» **EXERCISE AIM**
Write out the material again word for word, dropping any images it holds.

Part of a data file:

- - -

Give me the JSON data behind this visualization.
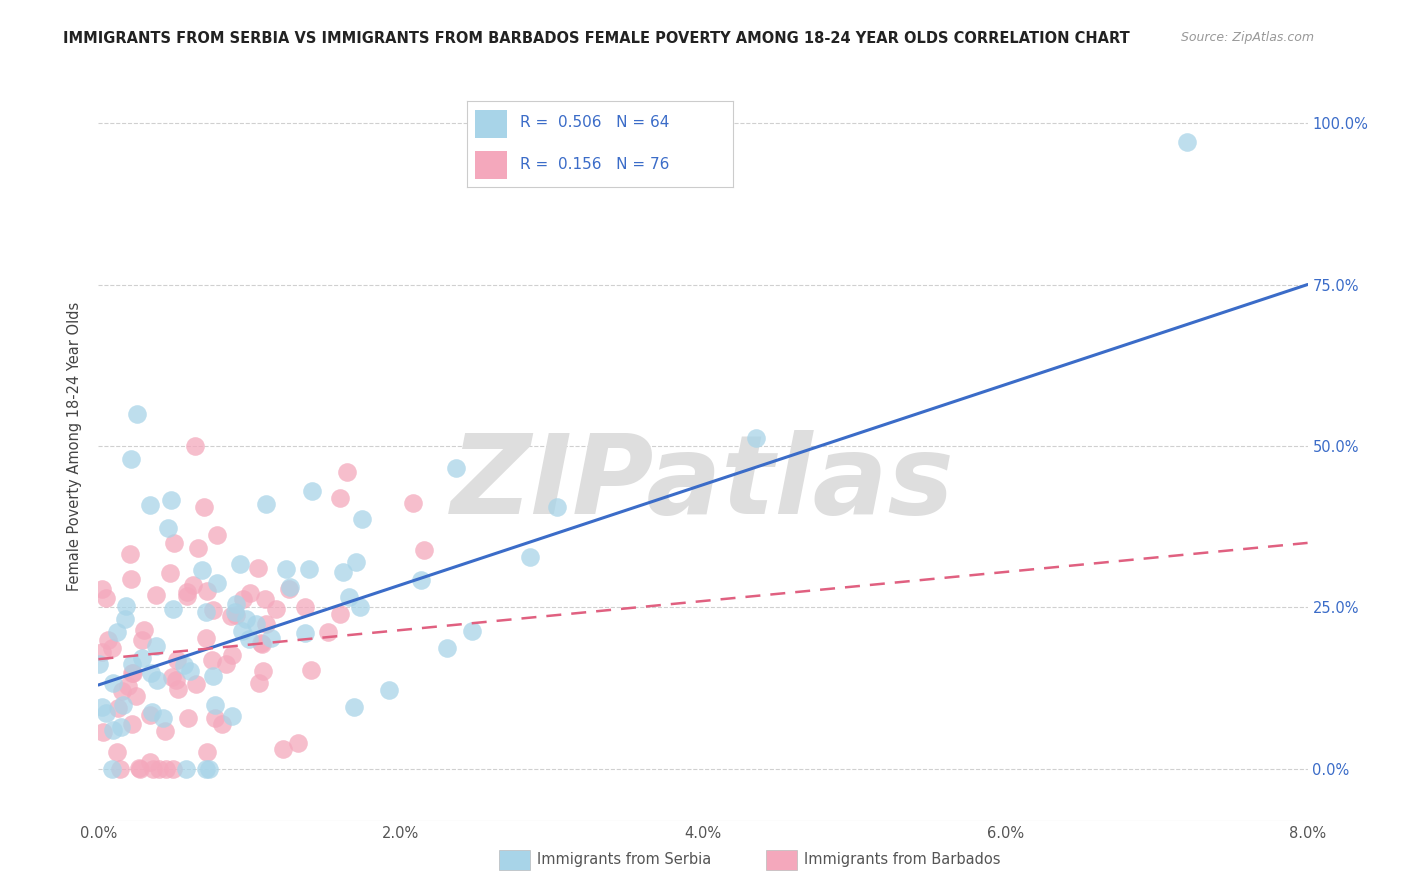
{
  "title": "IMMIGRANTS FROM SERBIA VS IMMIGRANTS FROM BARBADOS FEMALE POVERTY AMONG 18-24 YEAR OLDS CORRELATION CHART",
  "source": "Source: ZipAtlas.com",
  "ylabel": "Female Poverty Among 18-24 Year Olds",
  "xlabel_ticks": [
    "0.0%",
    "2.0%",
    "4.0%",
    "6.0%",
    "8.0%"
  ],
  "xlabel_vals": [
    0.0,
    2.0,
    4.0,
    6.0,
    8.0
  ],
  "ylabel_ticks": [
    "0.0%",
    "25.0%",
    "50.0%",
    "75.0%",
    "100.0%"
  ],
  "ylabel_vals": [
    0.0,
    25.0,
    50.0,
    75.0,
    100.0
  ],
  "xmin": 0.0,
  "xmax": 8.0,
  "ymin": -8.0,
  "ymax": 108.0,
  "serbia_color": "#A8D4E8",
  "barbados_color": "#F4A8BC",
  "serbia_R": 0.506,
  "serbia_N": 64,
  "barbados_R": 0.156,
  "barbados_N": 76,
  "serbia_line_color": "#3B6CC8",
  "barbados_line_color": "#E06080",
  "watermark": "ZIPatlas",
  "watermark_color": "#DDDDDD",
  "title_fontsize": 10.5,
  "source_fontsize": 9
}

- - -

» **SOLUTION FOR THIS EXERCISE**
Give me the JSON data behind this visualization.
{
  "title": "IMMIGRANTS FROM SERBIA VS IMMIGRANTS FROM BARBADOS FEMALE POVERTY AMONG 18-24 YEAR OLDS CORRELATION CHART",
  "source": "Source: ZipAtlas.com",
  "ylabel": "Female Poverty Among 18-24 Year Olds",
  "xlabel_ticks": [
    "0.0%",
    "2.0%",
    "4.0%",
    "6.0%",
    "8.0%"
  ],
  "xlabel_vals": [
    0.0,
    2.0,
    4.0,
    6.0,
    8.0
  ],
  "ylabel_ticks": [
    "0.0%",
    "25.0%",
    "50.0%",
    "75.0%",
    "100.0%"
  ],
  "ylabel_vals": [
    0.0,
    25.0,
    50.0,
    75.0,
    100.0
  ],
  "xmin": 0.0,
  "xmax": 8.0,
  "ymin": -8.0,
  "ymax": 108.0,
  "serbia_color": "#A8D4E8",
  "barbados_color": "#F4A8BC",
  "serbia_R": 0.506,
  "serbia_N": 64,
  "barbados_R": 0.156,
  "barbados_N": 76,
  "serbia_line_color": "#3B6CC8",
  "barbados_line_color": "#E06080",
  "watermark": "ZIPatlas",
  "watermark_color": "#DDDDDD",
  "title_fontsize": 10.5,
  "source_fontsize": 9
}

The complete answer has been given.